** Problem to work on **
Reproduce each line of the material exactly, minus any picture.

[Data excerpts]
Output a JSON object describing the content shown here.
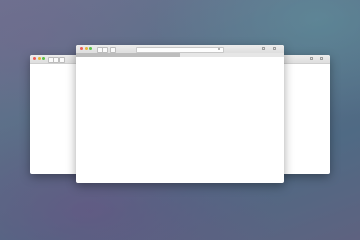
{
  "background": {
    "base_colors": [
      "#6c7290",
      "#5a7088",
      "#4f6a84"
    ],
    "tint_colors": [
      "#6e4e82",
      "#5f96a0"
    ]
  },
  "windows": [
    {
      "role": "back-left",
      "buttons": [
        "red",
        "yellow",
        "green"
      ],
      "nav": [
        "back",
        "forward"
      ]
    },
    {
      "role": "back-right",
      "buttons": [],
      "nav": [
        "share",
        "tabs"
      ]
    },
    {
      "role": "front",
      "buttons": [
        "red",
        "yellow",
        "green"
      ],
      "nav": [
        "back",
        "forward",
        "sidebar",
        "share",
        "tabs"
      ]
    }
  ],
  "traffic_light_colors": {
    "close": "#ec5f57",
    "minimize": "#e4b53a",
    "zoom": "#5cc04a"
  },
  "icons": [
    "close-icon",
    "minimize-icon",
    "zoom-icon",
    "back-icon",
    "forward-icon",
    "sidebar-icon",
    "share-icon",
    "tabs-icon",
    "reload-icon"
  ]
}
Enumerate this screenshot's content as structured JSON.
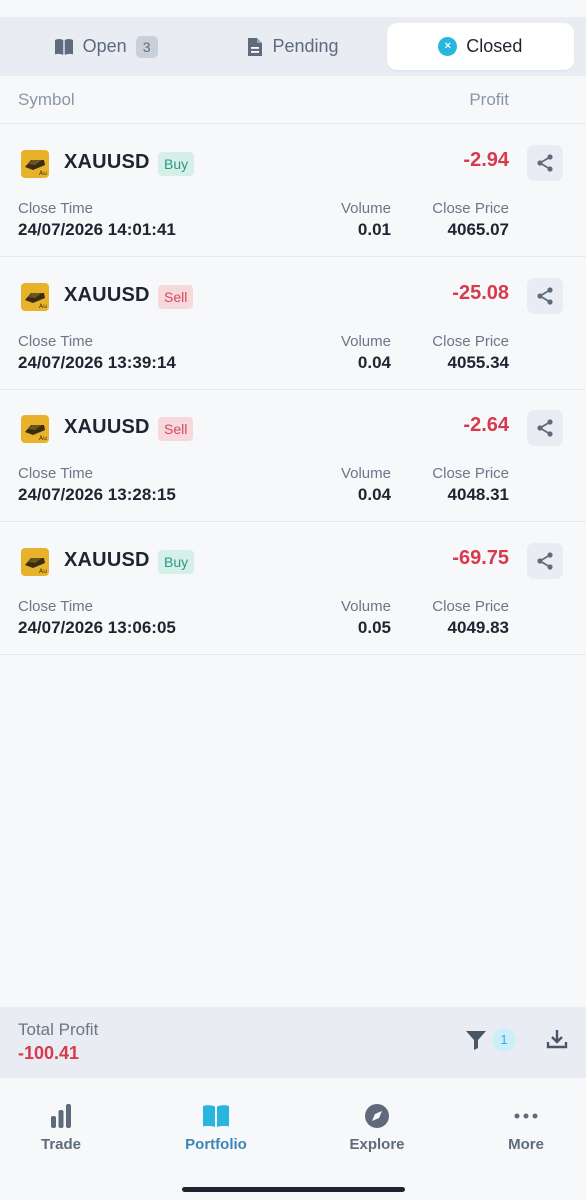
{
  "tabs": [
    {
      "label": "Open",
      "count": "3"
    },
    {
      "label": "Pending"
    },
    {
      "label": "Closed",
      "close_glyph": "×"
    }
  ],
  "columns": {
    "symbol": "Symbol",
    "profit": "Profit"
  },
  "trades": [
    {
      "symbol": "XAUUSD",
      "side": "Buy",
      "profit": "-2.94",
      "close_time_label": "Close Time",
      "close_time": "24/07/2026 14:01:41",
      "volume_label": "Volume",
      "volume": "0.01",
      "close_price_label": "Close Price",
      "close_price": "4065.07"
    },
    {
      "symbol": "XAUUSD",
      "side": "Sell",
      "profit": "-25.08",
      "close_time_label": "Close Time",
      "close_time": "24/07/2026 13:39:14",
      "volume_label": "Volume",
      "volume": "0.04",
      "close_price_label": "Close Price",
      "close_price": "4055.34"
    },
    {
      "symbol": "XAUUSD",
      "side": "Sell",
      "profit": "-2.64",
      "close_time_label": "Close Time",
      "close_time": "24/07/2026 13:28:15",
      "volume_label": "Volume",
      "volume": "0.04",
      "close_price_label": "Close Price",
      "close_price": "4048.31"
    },
    {
      "symbol": "XAUUSD",
      "side": "Buy",
      "profit": "-69.75",
      "close_time_label": "Close Time",
      "close_time": "24/07/2026 13:06:05",
      "volume_label": "Volume",
      "volume": "0.05",
      "close_price_label": "Close Price",
      "close_price": "4049.83"
    }
  ],
  "total": {
    "label": "Total Profit",
    "value": "-100.41",
    "filter_count": "1"
  },
  "nav": [
    {
      "label": "Trade",
      "icon": "bar-chart-icon"
    },
    {
      "label": "Portfolio",
      "icon": "book-icon",
      "active": true
    },
    {
      "label": "Explore",
      "icon": "compass-icon"
    },
    {
      "label": "More",
      "icon": "more-dots-icon"
    }
  ],
  "colors": {
    "loss": "#d73a4e",
    "accent": "#28b6e0",
    "buy": "#2d9886",
    "sell": "#d54a5a"
  }
}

** Expected answer **
Output a JSON object describing the content shown here.
{
  "background": {
    "base_colors": [
      "#6c7290",
      "#5a7088",
      "#4f6a84"
    ],
    "tint_colors": [
      "#6e4e82",
      "#5f96a0"
    ]
  },
  "windows": [
    {
      "role": "back-left",
      "buttons": [
        "red",
        "yellow",
        "green"
      ],
      "nav": [
        "back",
        "forward"
      ]
    },
    {
      "role": "back-right",
      "buttons": [],
      "nav": [
        "share",
        "tabs"
      ]
    },
    {
      "role": "front",
      "buttons": [
        "red",
        "yellow",
        "green"
      ],
      "nav": [
        "back",
        "forward",
        "sidebar",
        "share",
        "tabs"
      ]
    }
  ],
  "traffic_light_colors": {
    "close": "#ec5f57",
    "minimize": "#e4b53a",
    "zoom": "#5cc04a"
  },
  "icons": [
    "close-icon",
    "minimize-icon",
    "zoom-icon",
    "back-icon",
    "forward-icon",
    "sidebar-icon",
    "share-icon",
    "tabs-icon",
    "reload-icon"
  ]
}
Enumerate this screenshot's content as structured JSON.
{
  "tabs": [
    {
      "label": "Open",
      "count": "3"
    },
    {
      "label": "Pending"
    },
    {
      "label": "Closed",
      "close_glyph": "×"
    }
  ],
  "columns": {
    "symbol": "Symbol",
    "profit": "Profit"
  },
  "trades": [
    {
      "symbol": "XAUUSD",
      "side": "Buy",
      "profit": "-2.94",
      "close_time_label": "Close Time",
      "close_time": "24/07/2026 14:01:41",
      "volume_label": "Volume",
      "volume": "0.01",
      "close_price_label": "Close Price",
      "close_price": "4065.07"
    },
    {
      "symbol": "XAUUSD",
      "side": "Sell",
      "profit": "-25.08",
      "close_time_label": "Close Time",
      "close_time": "24/07/2026 13:39:14",
      "volume_label": "Volume",
      "volume": "0.04",
      "close_price_label": "Close Price",
      "close_price": "4055.34"
    },
    {
      "symbol": "XAUUSD",
      "side": "Sell",
      "profit": "-2.64",
      "close_time_label": "Close Time",
      "close_time": "24/07/2026 13:28:15",
      "volume_label": "Volume",
      "volume": "0.04",
      "close_price_label": "Close Price",
      "close_price": "4048.31"
    },
    {
      "symbol": "XAUUSD",
      "side": "Buy",
      "profit": "-69.75",
      "close_time_label": "Close Time",
      "close_time": "24/07/2026 13:06:05",
      "volume_label": "Volume",
      "volume": "0.05",
      "close_price_label": "Close Price",
      "close_price": "4049.83"
    }
  ],
  "total": {
    "label": "Total Profit",
    "value": "-100.41",
    "filter_count": "1"
  },
  "nav": [
    {
      "label": "Trade",
      "icon": "bar-chart-icon"
    },
    {
      "label": "Portfolio",
      "icon": "book-icon",
      "active": true
    },
    {
      "label": "Explore",
      "icon": "compass-icon"
    },
    {
      "label": "More",
      "icon": "more-dots-icon"
    }
  ],
  "colors": {
    "loss": "#d73a4e",
    "accent": "#28b6e0",
    "buy": "#2d9886",
    "sell": "#d54a5a"
  }
}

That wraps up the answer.